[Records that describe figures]
+++++
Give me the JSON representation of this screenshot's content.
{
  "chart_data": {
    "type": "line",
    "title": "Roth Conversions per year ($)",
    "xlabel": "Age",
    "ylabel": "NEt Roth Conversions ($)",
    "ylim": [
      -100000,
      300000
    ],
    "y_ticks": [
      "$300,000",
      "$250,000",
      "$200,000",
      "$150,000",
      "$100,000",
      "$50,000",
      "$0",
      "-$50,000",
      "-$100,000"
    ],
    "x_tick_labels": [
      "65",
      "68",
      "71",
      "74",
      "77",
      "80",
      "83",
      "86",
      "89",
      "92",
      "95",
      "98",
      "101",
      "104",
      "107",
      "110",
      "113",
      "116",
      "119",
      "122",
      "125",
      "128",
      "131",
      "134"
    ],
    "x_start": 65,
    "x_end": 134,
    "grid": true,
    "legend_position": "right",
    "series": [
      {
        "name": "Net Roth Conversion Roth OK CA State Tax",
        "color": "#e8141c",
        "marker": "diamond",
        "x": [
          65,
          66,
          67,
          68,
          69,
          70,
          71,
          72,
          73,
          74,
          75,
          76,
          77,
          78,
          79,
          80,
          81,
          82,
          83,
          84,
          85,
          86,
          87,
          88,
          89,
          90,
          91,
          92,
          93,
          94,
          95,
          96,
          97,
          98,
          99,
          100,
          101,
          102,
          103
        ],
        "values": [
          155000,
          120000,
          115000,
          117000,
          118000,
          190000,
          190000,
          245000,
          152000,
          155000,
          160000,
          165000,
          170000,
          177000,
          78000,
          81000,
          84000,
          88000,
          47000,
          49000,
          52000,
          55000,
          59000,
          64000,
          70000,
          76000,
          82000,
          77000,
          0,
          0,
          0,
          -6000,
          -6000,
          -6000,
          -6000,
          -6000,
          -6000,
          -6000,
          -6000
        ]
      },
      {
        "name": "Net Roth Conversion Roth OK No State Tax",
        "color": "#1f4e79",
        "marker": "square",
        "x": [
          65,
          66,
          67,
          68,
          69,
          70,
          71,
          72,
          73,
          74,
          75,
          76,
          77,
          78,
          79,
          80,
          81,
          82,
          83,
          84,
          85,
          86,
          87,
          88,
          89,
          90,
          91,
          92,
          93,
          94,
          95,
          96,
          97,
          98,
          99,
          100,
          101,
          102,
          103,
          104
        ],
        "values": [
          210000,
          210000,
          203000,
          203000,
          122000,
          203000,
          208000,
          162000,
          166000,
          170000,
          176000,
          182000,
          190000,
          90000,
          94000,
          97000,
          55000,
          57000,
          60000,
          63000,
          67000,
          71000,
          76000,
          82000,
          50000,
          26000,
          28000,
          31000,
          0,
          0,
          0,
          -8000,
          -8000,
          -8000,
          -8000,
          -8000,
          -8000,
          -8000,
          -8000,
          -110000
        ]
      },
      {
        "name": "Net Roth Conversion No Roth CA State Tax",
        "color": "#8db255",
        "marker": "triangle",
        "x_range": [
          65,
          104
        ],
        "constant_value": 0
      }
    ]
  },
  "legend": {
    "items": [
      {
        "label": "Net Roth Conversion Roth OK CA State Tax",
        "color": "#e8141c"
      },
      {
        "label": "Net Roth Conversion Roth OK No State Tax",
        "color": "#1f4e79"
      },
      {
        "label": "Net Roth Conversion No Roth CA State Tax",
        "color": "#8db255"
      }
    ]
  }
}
+++++
▶ [PROBLEM TO WORK ON]: Show the lines that mention the word "color".

▶ [ANSWER TO THE PROBLEM]:
        "color": "#e8141c",
        "color": "#1f4e79",
        "color": "#8db255",
        "color": "#e8141c"
        "color": "#1f4e79"
        "color": "#8db255"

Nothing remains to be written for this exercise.